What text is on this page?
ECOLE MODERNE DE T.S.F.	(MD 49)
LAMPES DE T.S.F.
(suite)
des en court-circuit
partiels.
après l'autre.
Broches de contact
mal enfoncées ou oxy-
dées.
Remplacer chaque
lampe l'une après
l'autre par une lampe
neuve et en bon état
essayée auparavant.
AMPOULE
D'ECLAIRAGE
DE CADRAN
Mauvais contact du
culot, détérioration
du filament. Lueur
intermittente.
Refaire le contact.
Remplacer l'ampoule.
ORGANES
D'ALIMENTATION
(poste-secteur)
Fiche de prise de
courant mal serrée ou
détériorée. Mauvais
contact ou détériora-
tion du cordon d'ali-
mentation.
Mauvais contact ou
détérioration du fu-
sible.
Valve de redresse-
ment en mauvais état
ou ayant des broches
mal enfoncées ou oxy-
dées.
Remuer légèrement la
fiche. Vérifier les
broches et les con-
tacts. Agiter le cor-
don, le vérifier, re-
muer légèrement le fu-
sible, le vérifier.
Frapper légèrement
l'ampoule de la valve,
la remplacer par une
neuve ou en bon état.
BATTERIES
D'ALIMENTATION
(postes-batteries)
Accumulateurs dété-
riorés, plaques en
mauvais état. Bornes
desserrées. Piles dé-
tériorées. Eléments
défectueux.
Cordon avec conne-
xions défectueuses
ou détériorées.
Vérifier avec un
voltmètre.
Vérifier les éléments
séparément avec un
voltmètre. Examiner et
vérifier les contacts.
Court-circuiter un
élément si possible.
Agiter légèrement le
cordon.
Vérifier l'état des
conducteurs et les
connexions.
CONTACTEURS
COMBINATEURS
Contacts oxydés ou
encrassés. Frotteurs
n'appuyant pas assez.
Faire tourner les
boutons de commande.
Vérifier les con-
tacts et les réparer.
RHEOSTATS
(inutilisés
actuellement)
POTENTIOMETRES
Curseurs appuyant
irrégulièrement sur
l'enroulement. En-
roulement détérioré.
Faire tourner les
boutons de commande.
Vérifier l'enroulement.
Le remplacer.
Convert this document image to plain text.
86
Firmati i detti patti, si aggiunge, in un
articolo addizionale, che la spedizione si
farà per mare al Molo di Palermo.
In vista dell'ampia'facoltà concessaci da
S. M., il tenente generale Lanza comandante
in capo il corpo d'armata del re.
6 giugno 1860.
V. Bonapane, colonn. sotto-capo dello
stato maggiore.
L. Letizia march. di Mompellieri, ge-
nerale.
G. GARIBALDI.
--*--
Work to do>
Each entry is to be returned in full, character for character.

Response to the task>
What text is on this page?
ECOLE MODERNE DE T.S.F.	(MD 49)
LAMPES DE T.S.F.
(suite)
des en court-circuit
partiels.
après l'autre.
Broches de contact
mal enfoncées ou oxy-
dées.
Remplacer chaque
lampe l'une après
l'autre par une lampe
neuve et en bon état
essayée auparavant.
AMPOULE
D'ECLAIRAGE
DE CADRAN
Mauvais contact du
culot, détérioration
du filament. Lueur
intermittente.
Refaire le contact.
Remplacer l'ampoule.
ORGANES
D'ALIMENTATION
(poste-secteur)
Fiche de prise de
courant mal serrée ou
détériorée. Mauvais
contact ou détériora-
tion du cordon d'ali-
mentation.
Mauvais contact ou
détérioration du fu-
sible.
Valve de redresse-
ment en mauvais état
ou ayant des broches
mal enfoncées ou oxy-
dées.
Remuer légèrement la
fiche. Vérifier les
broches et les con-
tacts. Agiter le cor-
don, le vérifier, re-
muer légèrement le fu-
sible, le vérifier.
Frapper légèrement
l'ampoule de la valve,
la remplacer par une
neuve ou en bon état.
BATTERIES
D'ALIMENTATION
(postes-batteries)
Accumulateurs dété-
riorés, plaques en
mauvais état. Bornes
desserrées. Piles dé-
tériorées. Eléments
défectueux.
Cordon avec conne-
xions défectueuses
ou détériorées.
Vérifier avec un
voltmètre.
Vérifier les éléments
séparément avec un
voltmètre. Examiner et
vérifier les contacts.
Court-circuiter un
élément si possible.
Agiter légèrement le
cordon.
Vérifier l'état des
conducteurs et les
connexions.
CONTACTEURS
COMBINATEURS
Contacts oxydés ou
encrassés. Frotteurs
n'appuyant pas assez.
Faire tourner les
boutons de commande.
Vérifier les con-
tacts et les réparer.
RHEOSTATS
(inutilisés
actuellement)
POTENTIOMETRES
Curseurs appuyant
irrégulièrement sur
l'enroulement. En-
roulement détérioré.
Faire tourner les
boutons de commande.
Vérifier l'enroulement.
Le remplacer.
Convert this document image to plain text.
86
Firmati i detti patti, si aggiunge, in un
articolo addizionale, che la spedizione si
farà per mare al Molo di Palermo.
In vista dell'ampia'facoltà concessaci da
S. M., il tenente generale Lanza comandante
in capo il corpo d'armata del re.
6 giugno 1860.
V. Bonapane, colonn. sotto-capo dello
stato maggiore.
L. Letizia march. di Mompellieri, ge-
nerale.
G. GARIBALDI.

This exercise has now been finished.